## begin
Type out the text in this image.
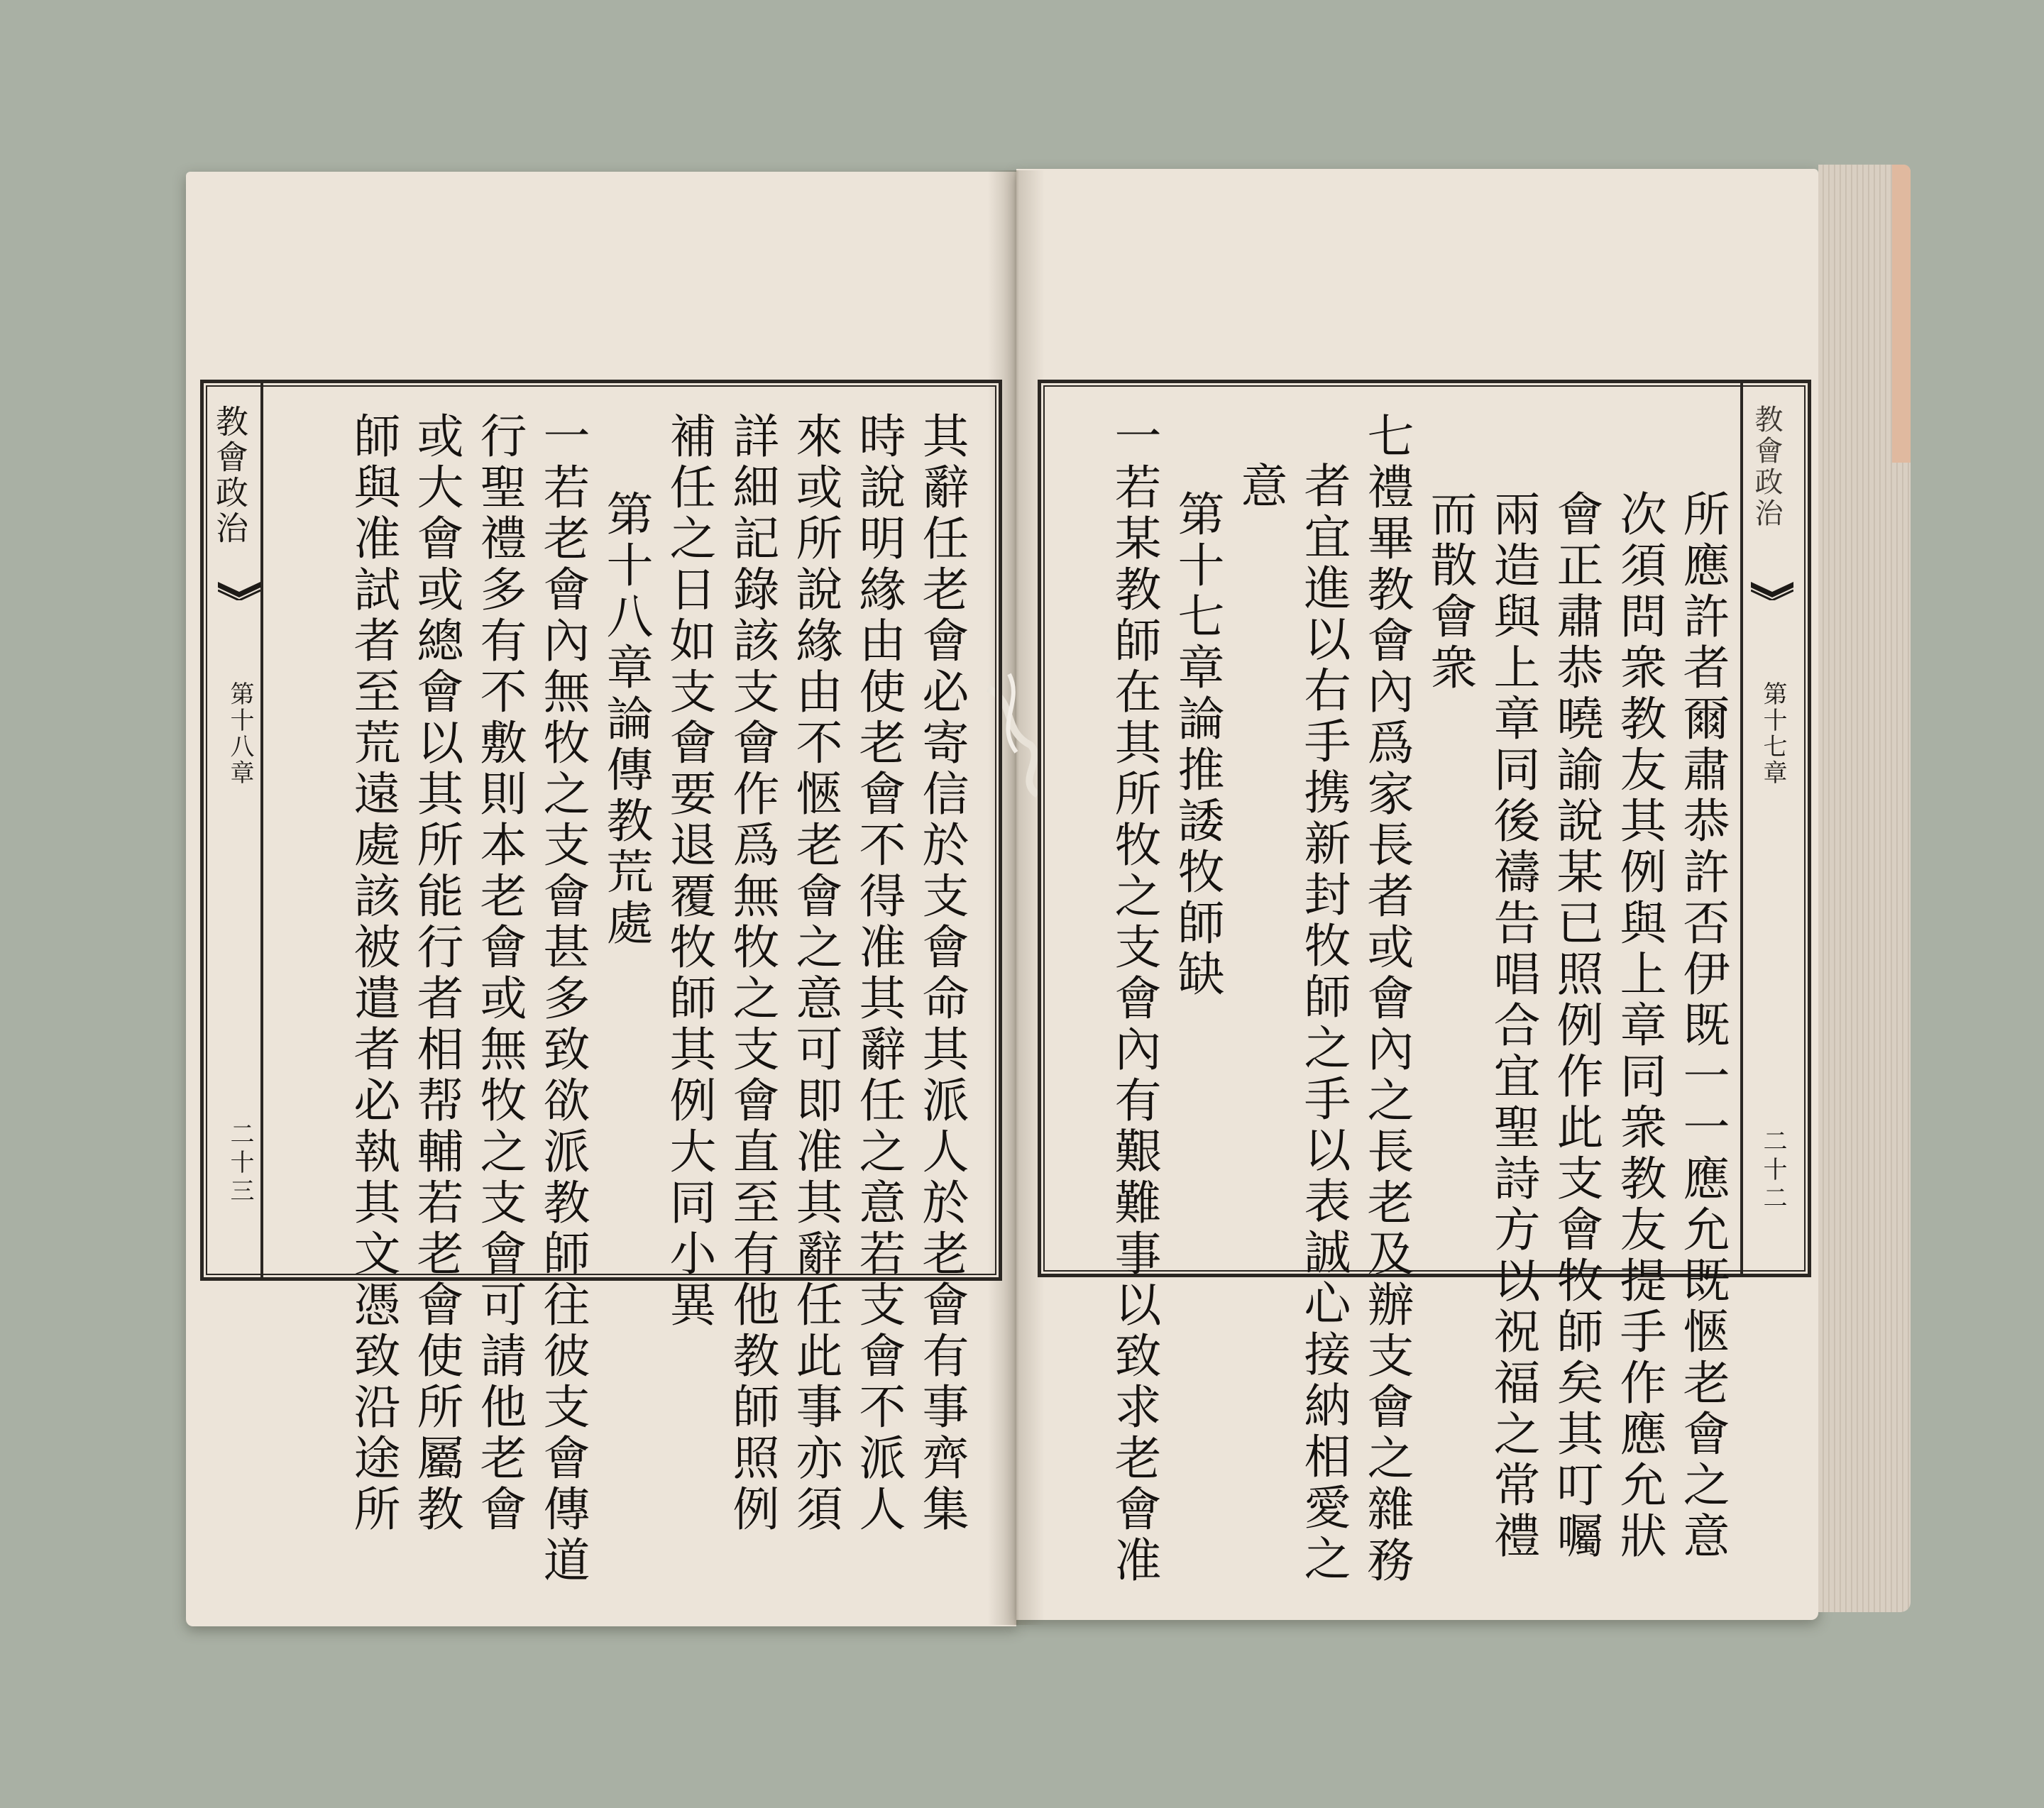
教會政治
第十八章
二十三	其辭任老會必寄信於支會命其派人於老會有事齊集
時說明緣由使老會不得准其辭任之意若支會不派人
來或所說緣由不愜老會之意可即准其辭任此事亦須
詳細記錄該支會作爲無牧之支會直至有他教師照例
補任之日如支會要退覆牧師其例大同小異
第十八章論傳教荒處
一若老會內無牧之支會甚多致欲派教師往彼支會傳道
行聖禮多有不敷則本老會或無牧之支會可請他老會
或大會或總會以其所能行者相帮輔若老會使所屬教
師與准試者至荒遠處該被遣者必執其文憑致沿途所	教會政治
第十七章
二十二
所應許者爾肅恭許否伊既一一應允既愜老會之意
次須問衆教友其例與上章同衆教友提手作應允狀
會正肅恭曉諭說某已照例作此支會牧師矣其叮囑
兩造與上章同後禱告唱合宜聖詩方以祝福之常禮
而散會衆
七禮畢教會內爲家長者或會內之長老及辦支會之雜務
者宜進以右手携新封牧師之手以表誠心接納相愛之
意
第十七章論推諉牧師缺
一若某教師在其所牧之支會內有艱難事以致求老會准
## end
(The problem):
Using the records above, gather all lines where the string "教會政治" is present.

(Worked answer):
教會政治
師與准試者至荒遠處該被遣者必執其文憑致沿途所	教會政治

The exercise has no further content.